— Task requirements —
Only the pictures are omitted; repeat all other data exactly.

(Stored entries)
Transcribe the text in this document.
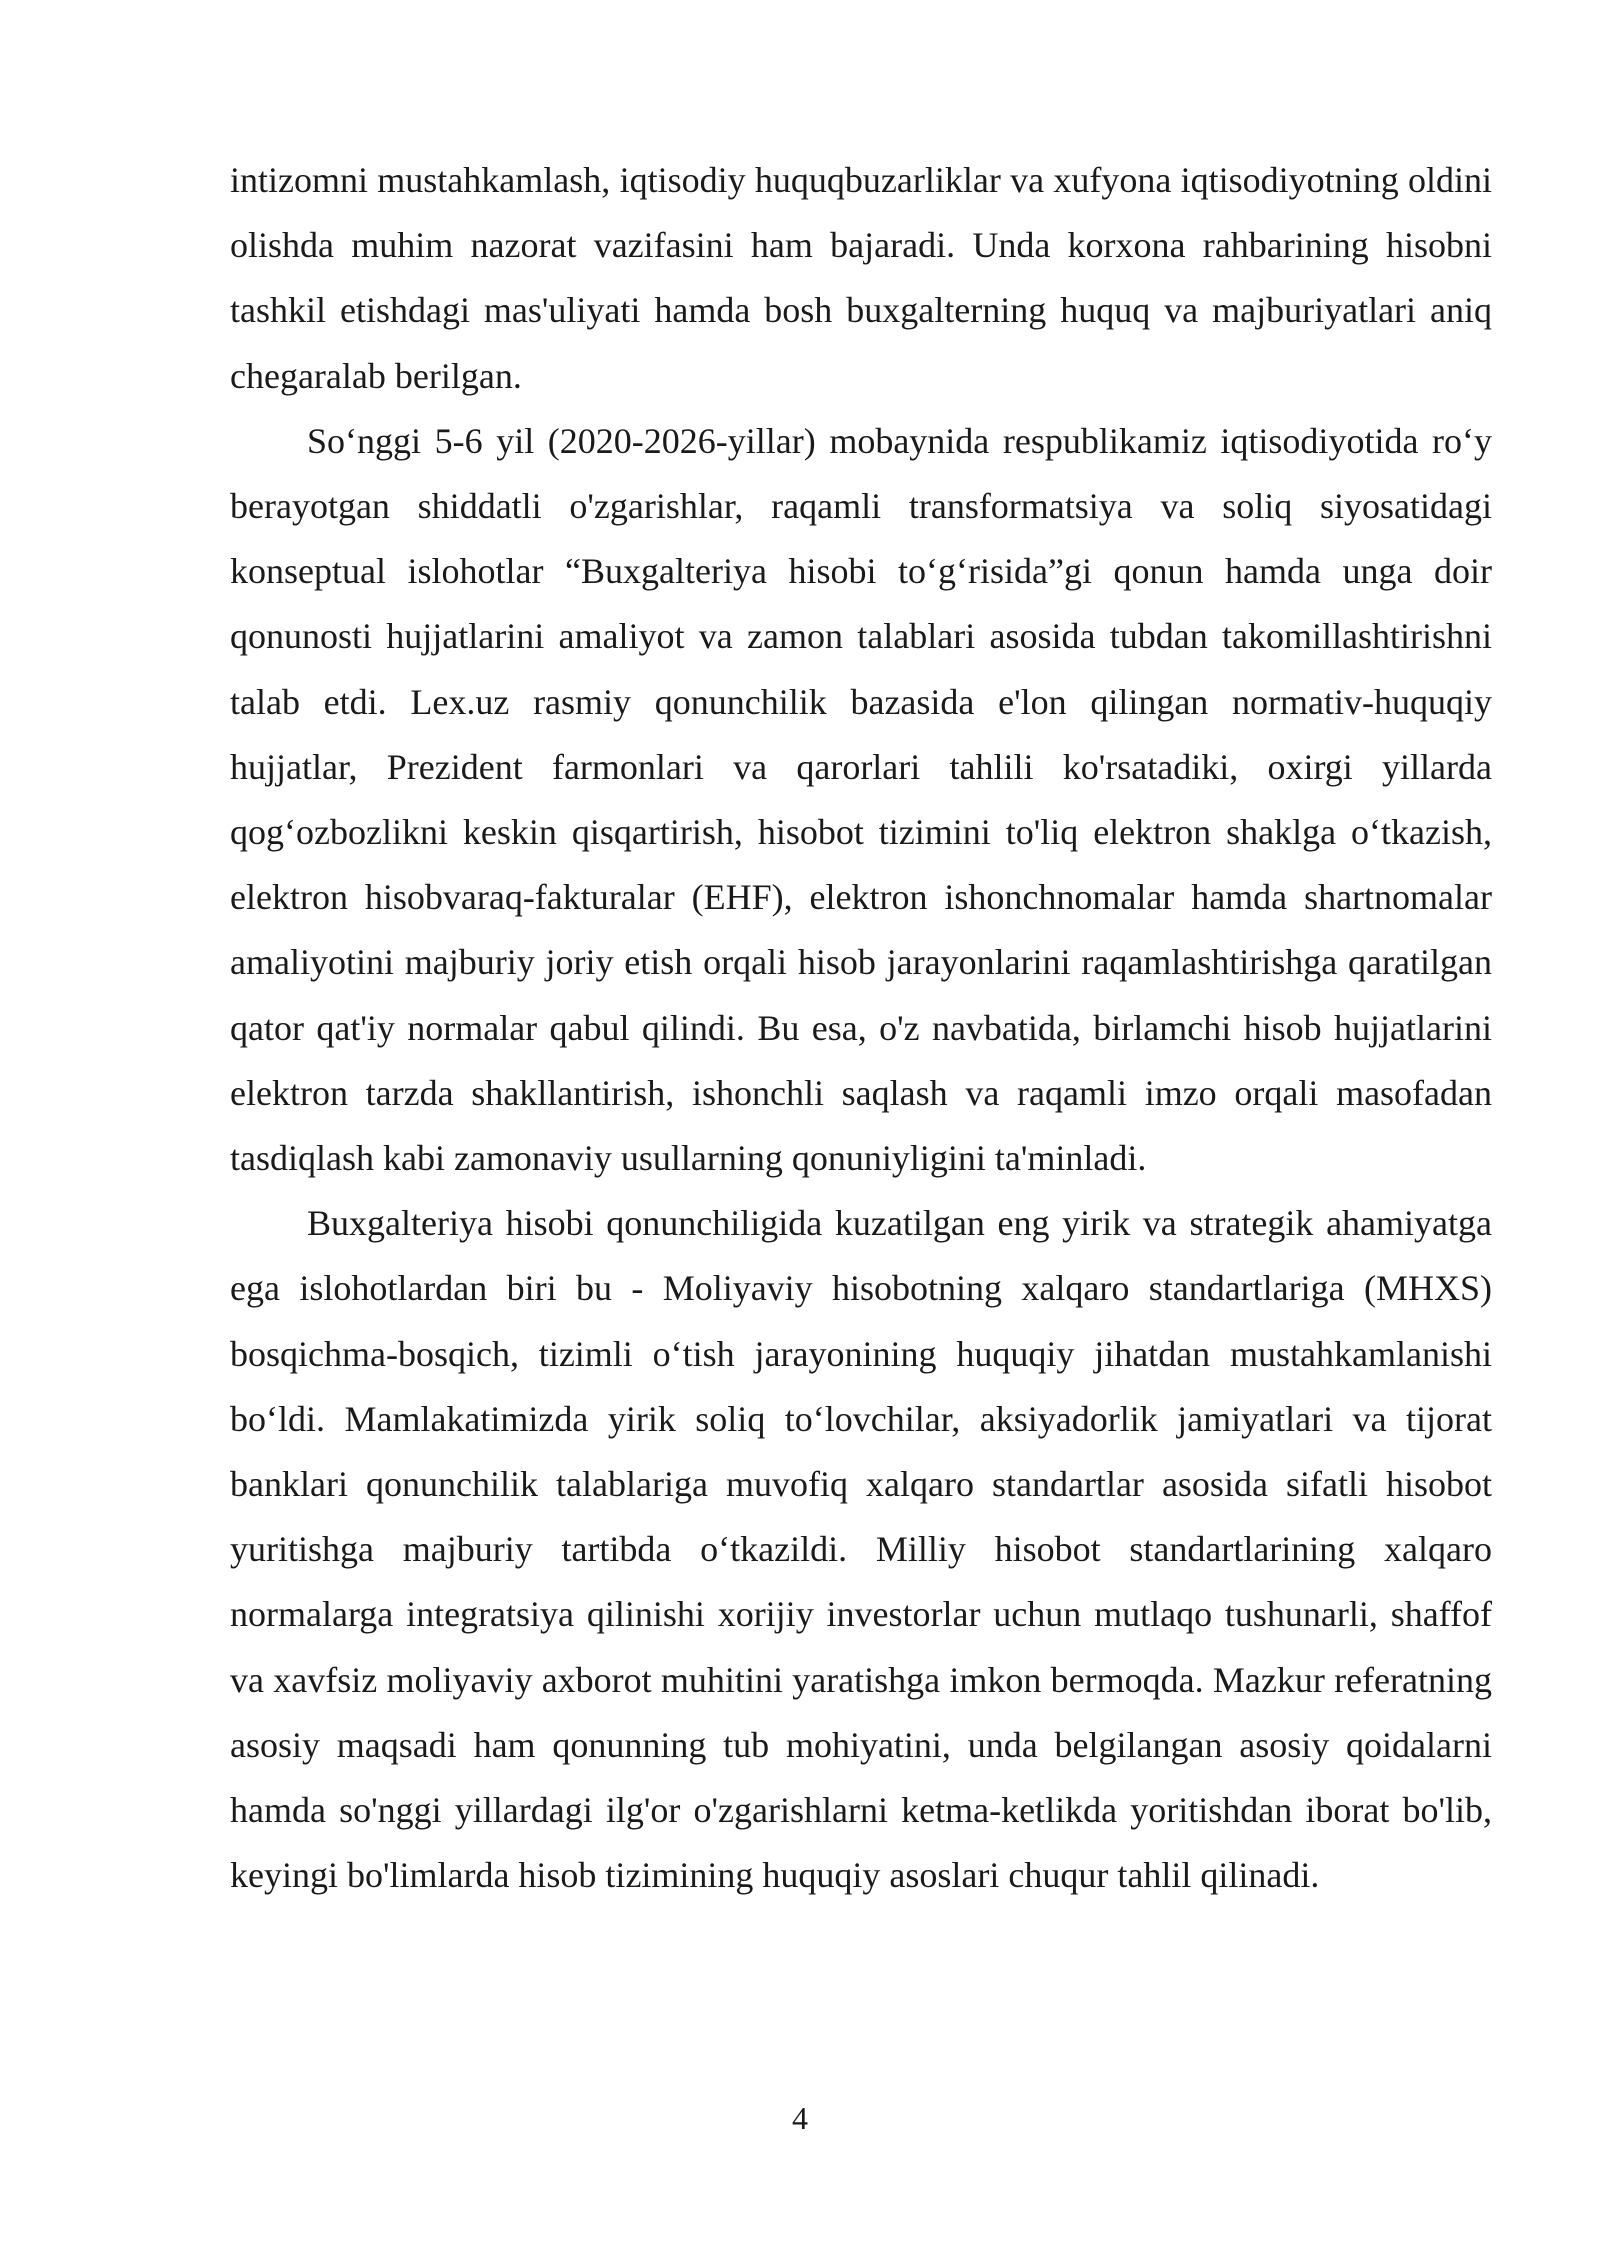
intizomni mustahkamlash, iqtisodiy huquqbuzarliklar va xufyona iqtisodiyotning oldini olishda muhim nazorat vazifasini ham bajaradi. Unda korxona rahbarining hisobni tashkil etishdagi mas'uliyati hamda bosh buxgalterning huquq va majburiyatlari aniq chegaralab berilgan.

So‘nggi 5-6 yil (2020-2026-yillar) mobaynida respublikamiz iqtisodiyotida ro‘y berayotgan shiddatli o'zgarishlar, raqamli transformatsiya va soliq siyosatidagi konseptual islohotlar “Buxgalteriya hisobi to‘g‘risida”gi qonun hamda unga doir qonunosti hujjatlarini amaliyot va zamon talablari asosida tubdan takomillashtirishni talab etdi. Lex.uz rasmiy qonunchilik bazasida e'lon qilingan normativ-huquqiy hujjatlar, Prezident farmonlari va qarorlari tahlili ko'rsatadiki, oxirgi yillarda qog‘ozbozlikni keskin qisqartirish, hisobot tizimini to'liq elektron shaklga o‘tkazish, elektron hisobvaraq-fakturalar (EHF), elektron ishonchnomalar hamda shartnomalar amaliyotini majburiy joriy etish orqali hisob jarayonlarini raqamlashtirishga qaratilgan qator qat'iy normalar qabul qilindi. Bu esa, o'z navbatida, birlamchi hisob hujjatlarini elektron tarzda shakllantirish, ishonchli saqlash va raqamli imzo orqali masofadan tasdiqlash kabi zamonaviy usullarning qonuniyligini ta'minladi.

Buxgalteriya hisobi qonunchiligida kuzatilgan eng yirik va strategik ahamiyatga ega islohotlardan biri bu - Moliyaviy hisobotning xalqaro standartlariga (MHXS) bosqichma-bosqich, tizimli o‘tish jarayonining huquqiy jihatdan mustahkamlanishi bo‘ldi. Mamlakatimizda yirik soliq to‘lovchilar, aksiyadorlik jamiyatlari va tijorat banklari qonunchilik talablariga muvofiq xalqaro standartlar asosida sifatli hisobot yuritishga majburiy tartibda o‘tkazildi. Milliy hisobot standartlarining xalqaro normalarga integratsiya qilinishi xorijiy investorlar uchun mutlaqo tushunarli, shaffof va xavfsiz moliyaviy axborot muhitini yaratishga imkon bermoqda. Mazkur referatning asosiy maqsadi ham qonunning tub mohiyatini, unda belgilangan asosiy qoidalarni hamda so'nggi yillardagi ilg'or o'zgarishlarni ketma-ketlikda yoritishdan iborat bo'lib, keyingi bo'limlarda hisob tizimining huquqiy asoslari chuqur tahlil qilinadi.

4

— Task result —
Transcribe the text in this document.
intizomni mustahkamlash, iqtisodiy huquqbuzarliklar va xufyona iqtisodiyotning oldini olishda muhim nazorat vazifasini ham bajaradi. Unda korxona rahbarining hisobni tashkil etishdagi mas'uliyati hamda bosh buxgalterning huquq va majburiyatlari aniq chegaralab berilgan.

So‘nggi 5-6 yil (2020-2026-yillar) mobaynida respublikamiz iqtisodiyotida ro‘y berayotgan shiddatli o'zgarishlar, raqamli transformatsiya va soliq siyosatidagi konseptual islohotlar “Buxgalteriya hisobi to‘g‘risida”gi qonun hamda unga doir qonunosti hujjatlarini amaliyot va zamon talablari asosida tubdan takomillashtirishni talab etdi. Lex.uz rasmiy qonunchilik bazasida e'lon qilingan normativ-huquqiy hujjatlar, Prezident farmonlari va qarorlari tahlili ko'rsatadiki, oxirgi yillarda qog‘ozbozlikni keskin qisqartirish, hisobot tizimini to'liq elektron shaklga o‘tkazish, elektron hisobvaraq-fakturalar (EHF), elektron ishonchnomalar hamda shartnomalar amaliyotini majburiy joriy etish orqali hisob jarayonlarini raqamlashtirishga qaratilgan qator qat'iy normalar qabul qilindi. Bu esa, o'z navbatida, birlamchi hisob hujjatlarini elektron tarzda shakllantirish, ishonchli saqlash va raqamli imzo orqali masofadan tasdiqlash kabi zamonaviy usullarning qonuniyligini ta'minladi.

Buxgalteriya hisobi qonunchiligida kuzatilgan eng yirik va strategik ahamiyatga ega islohotlardan biri bu - Moliyaviy hisobotning xalqaro standartlariga (MHXS) bosqichma-bosqich, tizimli o‘tish jarayonining huquqiy jihatdan mustahkamlanishi bo‘ldi. Mamlakatimizda yirik soliq to‘lovchilar, aksiyadorlik jamiyatlari va tijorat banklari qonunchilik talablariga muvofiq xalqaro standartlar asosida sifatli hisobot yuritishga majburiy tartibda o‘tkazildi. Milliy hisobot standartlarining xalqaro normalarga integratsiya qilinishi xorijiy investorlar uchun mutlaqo tushunarli, shaffof va xavfsiz moliyaviy axborot muhitini yaratishga imkon bermoqda. Mazkur referatning asosiy maqsadi ham qonunning tub mohiyatini, unda belgilangan asosiy qoidalarni hamda so'nggi yillardagi ilg'or o'zgarishlarni ketma-ketlikda yoritishdan iborat bo'lib, keyingi bo'limlarda hisob tizimining huquqiy asoslari chuqur tahlil qilinadi.

4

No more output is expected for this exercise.